WHAT TO DO: Look over the entries that follow and work out how many lines contain "const". State the number only.

MATERIAL SHOWN:

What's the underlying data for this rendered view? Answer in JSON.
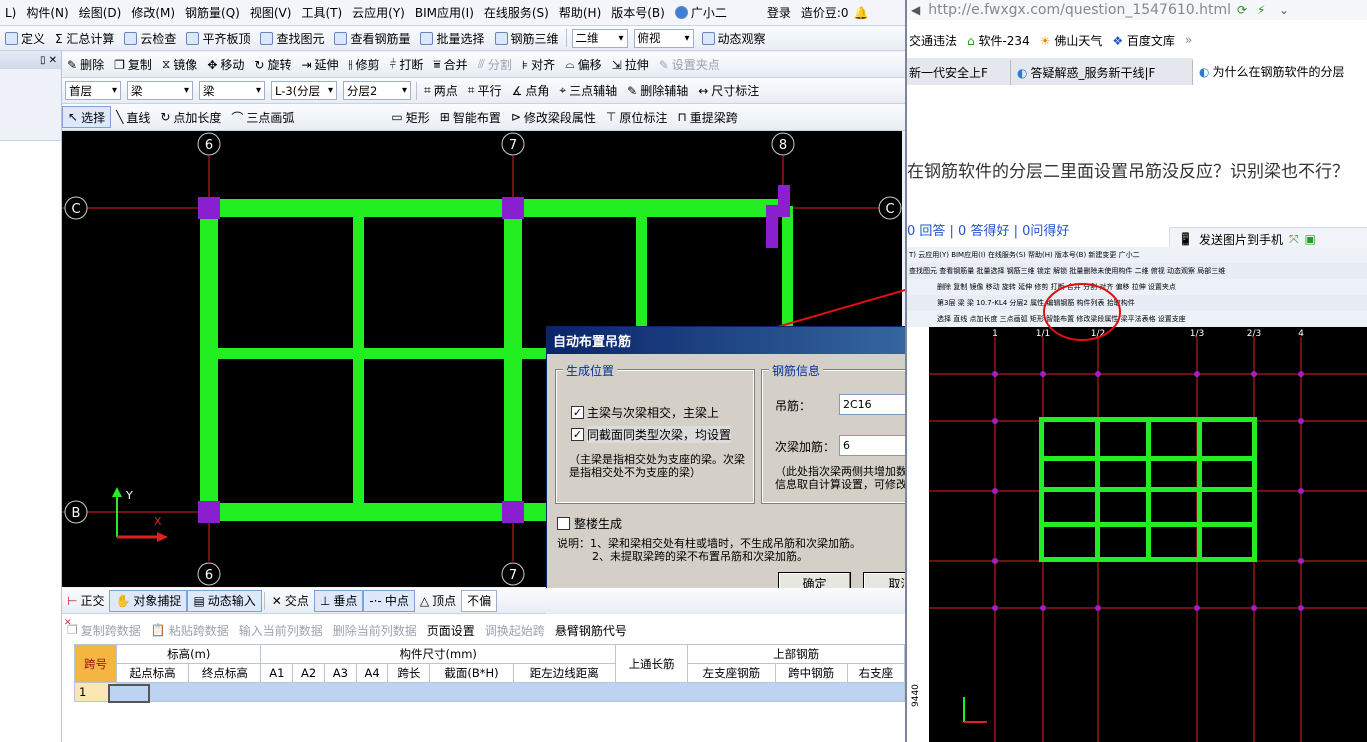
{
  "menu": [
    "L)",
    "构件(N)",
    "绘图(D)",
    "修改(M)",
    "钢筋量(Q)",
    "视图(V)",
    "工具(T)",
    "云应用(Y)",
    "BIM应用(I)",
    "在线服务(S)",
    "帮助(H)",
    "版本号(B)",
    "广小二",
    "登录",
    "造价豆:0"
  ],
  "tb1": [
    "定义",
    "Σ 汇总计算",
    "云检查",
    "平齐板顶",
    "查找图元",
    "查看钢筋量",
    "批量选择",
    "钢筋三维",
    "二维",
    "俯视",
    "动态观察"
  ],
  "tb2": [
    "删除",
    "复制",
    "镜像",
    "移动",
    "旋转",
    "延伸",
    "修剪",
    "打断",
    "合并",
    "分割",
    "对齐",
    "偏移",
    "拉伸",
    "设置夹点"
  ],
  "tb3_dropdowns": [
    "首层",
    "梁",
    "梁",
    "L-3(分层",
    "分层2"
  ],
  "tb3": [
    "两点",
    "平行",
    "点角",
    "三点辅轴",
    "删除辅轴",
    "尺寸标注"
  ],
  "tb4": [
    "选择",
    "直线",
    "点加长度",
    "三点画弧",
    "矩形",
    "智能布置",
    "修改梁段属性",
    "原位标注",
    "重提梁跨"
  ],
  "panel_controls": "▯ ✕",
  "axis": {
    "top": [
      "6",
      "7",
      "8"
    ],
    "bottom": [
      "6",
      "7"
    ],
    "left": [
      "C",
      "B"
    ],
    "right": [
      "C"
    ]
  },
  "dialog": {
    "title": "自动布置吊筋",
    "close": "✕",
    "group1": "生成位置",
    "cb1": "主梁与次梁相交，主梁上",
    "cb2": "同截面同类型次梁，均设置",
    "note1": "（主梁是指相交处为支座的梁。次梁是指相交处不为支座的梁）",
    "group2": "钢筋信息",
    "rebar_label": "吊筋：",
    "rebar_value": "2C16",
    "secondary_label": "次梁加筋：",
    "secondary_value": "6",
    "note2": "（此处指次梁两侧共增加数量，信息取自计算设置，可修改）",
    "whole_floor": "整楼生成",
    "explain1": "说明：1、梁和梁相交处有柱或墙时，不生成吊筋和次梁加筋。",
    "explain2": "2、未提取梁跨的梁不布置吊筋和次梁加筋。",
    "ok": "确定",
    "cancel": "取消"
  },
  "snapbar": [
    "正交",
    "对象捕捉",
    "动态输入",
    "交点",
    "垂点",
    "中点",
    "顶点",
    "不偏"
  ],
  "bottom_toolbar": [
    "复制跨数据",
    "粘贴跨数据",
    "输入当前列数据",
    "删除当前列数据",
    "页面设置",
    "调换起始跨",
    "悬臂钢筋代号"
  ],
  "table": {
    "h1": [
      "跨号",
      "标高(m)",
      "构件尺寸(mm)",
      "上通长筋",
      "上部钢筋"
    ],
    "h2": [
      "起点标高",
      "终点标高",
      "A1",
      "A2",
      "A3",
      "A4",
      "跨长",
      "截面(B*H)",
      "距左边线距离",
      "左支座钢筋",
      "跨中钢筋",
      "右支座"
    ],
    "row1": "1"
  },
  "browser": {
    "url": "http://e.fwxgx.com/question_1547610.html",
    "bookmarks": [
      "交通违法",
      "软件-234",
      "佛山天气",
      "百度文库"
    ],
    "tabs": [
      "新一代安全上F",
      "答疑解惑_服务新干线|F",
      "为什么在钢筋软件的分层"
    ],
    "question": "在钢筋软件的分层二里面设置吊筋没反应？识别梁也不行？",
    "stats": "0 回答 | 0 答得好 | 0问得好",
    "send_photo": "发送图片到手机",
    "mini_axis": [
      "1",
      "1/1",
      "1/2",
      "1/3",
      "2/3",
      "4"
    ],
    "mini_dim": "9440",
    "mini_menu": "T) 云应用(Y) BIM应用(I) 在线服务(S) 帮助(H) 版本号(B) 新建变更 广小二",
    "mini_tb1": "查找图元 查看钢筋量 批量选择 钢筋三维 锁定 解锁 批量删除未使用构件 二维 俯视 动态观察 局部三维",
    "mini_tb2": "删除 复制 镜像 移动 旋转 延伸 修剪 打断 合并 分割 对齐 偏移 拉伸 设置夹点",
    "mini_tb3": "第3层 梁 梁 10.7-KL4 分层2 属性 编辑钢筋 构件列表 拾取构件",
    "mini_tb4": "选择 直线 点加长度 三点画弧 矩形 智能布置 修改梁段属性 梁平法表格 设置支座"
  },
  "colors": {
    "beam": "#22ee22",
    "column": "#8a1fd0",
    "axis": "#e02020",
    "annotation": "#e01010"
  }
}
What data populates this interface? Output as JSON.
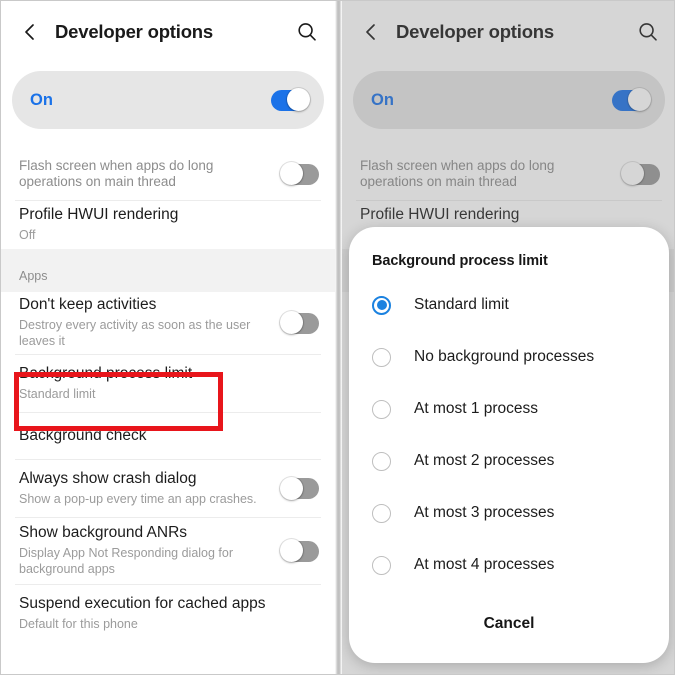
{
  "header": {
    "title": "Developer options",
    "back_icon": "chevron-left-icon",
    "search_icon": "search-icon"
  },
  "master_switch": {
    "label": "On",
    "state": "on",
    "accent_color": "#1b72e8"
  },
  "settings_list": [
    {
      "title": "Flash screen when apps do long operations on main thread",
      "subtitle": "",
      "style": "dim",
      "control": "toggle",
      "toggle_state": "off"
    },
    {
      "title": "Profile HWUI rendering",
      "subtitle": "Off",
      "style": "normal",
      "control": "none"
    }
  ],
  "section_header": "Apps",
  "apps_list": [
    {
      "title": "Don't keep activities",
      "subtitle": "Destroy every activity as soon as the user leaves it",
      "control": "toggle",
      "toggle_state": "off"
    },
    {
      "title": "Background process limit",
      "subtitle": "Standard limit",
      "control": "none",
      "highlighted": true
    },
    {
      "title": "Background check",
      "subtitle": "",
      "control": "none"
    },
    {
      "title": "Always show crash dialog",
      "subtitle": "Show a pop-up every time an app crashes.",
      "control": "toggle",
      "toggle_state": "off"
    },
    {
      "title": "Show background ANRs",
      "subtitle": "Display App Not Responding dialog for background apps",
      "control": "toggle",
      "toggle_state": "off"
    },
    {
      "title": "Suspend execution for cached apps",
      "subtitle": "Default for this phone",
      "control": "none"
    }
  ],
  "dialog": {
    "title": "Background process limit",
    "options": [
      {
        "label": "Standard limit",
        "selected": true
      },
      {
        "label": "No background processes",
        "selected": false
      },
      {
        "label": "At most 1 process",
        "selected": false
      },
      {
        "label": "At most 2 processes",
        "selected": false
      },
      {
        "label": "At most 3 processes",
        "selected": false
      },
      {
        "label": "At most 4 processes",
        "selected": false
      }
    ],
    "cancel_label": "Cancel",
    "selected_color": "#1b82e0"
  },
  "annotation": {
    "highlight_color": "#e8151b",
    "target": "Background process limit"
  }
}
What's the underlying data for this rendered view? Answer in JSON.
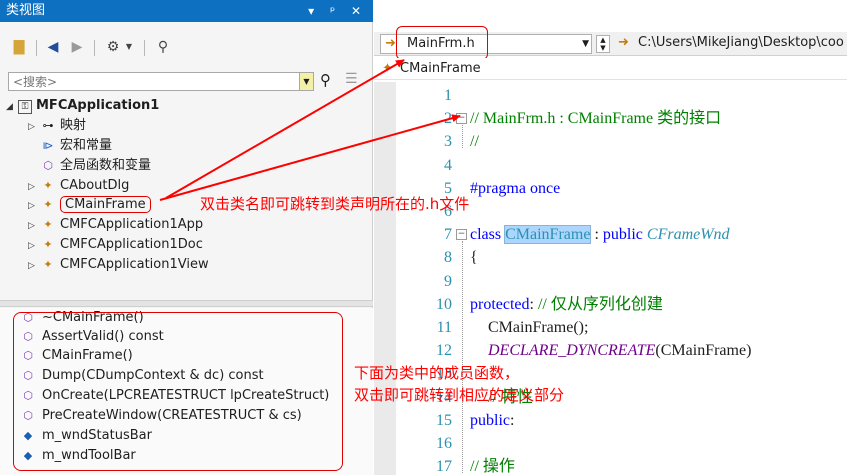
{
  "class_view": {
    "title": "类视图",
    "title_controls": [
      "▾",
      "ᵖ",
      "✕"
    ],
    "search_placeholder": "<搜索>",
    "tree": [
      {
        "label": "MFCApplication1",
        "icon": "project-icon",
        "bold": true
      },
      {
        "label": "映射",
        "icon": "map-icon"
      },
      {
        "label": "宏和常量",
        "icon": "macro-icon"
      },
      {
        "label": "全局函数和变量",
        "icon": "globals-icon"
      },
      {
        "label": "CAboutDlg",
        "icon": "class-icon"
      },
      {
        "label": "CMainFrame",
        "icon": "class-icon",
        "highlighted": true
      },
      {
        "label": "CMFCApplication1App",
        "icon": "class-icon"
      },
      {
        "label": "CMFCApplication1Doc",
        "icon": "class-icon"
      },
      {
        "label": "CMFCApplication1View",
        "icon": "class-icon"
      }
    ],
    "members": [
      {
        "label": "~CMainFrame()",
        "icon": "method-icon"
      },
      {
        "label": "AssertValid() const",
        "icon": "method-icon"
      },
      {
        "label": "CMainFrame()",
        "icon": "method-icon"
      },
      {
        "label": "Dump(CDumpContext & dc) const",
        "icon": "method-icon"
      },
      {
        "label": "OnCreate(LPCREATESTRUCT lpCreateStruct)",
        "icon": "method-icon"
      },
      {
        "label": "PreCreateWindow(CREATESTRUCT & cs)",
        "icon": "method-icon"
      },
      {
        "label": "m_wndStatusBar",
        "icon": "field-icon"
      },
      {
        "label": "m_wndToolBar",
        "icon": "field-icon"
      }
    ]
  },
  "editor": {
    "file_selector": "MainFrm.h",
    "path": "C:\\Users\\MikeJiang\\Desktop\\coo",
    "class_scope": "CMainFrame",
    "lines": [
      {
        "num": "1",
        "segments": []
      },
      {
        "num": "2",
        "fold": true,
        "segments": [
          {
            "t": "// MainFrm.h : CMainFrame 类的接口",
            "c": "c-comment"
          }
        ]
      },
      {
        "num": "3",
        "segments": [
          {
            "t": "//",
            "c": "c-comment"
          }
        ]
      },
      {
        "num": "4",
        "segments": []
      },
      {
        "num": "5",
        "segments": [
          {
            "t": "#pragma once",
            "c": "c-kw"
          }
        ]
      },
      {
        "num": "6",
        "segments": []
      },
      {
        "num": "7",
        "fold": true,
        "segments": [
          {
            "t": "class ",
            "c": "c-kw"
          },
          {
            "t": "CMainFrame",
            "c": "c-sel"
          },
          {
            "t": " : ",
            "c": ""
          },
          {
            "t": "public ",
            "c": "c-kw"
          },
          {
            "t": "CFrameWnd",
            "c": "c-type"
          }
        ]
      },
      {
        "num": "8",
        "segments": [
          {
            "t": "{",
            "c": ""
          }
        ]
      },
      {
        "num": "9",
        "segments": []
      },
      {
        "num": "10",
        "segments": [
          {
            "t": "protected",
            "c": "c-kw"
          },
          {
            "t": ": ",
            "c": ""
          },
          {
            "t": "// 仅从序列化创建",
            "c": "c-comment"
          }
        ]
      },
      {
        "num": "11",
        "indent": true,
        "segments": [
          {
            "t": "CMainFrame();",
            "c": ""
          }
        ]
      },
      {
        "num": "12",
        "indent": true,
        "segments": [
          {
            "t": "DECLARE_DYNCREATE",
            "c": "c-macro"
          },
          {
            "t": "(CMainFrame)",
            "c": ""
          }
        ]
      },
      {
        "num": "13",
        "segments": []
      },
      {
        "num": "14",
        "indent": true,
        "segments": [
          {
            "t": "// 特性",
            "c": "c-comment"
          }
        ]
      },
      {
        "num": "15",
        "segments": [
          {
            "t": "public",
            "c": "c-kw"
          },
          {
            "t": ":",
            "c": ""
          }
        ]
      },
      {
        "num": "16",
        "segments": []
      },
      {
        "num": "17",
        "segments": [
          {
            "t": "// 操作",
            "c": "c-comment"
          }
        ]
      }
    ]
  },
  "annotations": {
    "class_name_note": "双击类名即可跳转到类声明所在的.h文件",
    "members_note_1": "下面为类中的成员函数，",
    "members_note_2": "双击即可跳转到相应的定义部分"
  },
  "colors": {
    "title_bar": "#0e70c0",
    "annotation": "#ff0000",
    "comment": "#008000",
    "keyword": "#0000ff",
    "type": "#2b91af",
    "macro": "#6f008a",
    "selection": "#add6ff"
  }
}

CORRECT OUTPUT: 2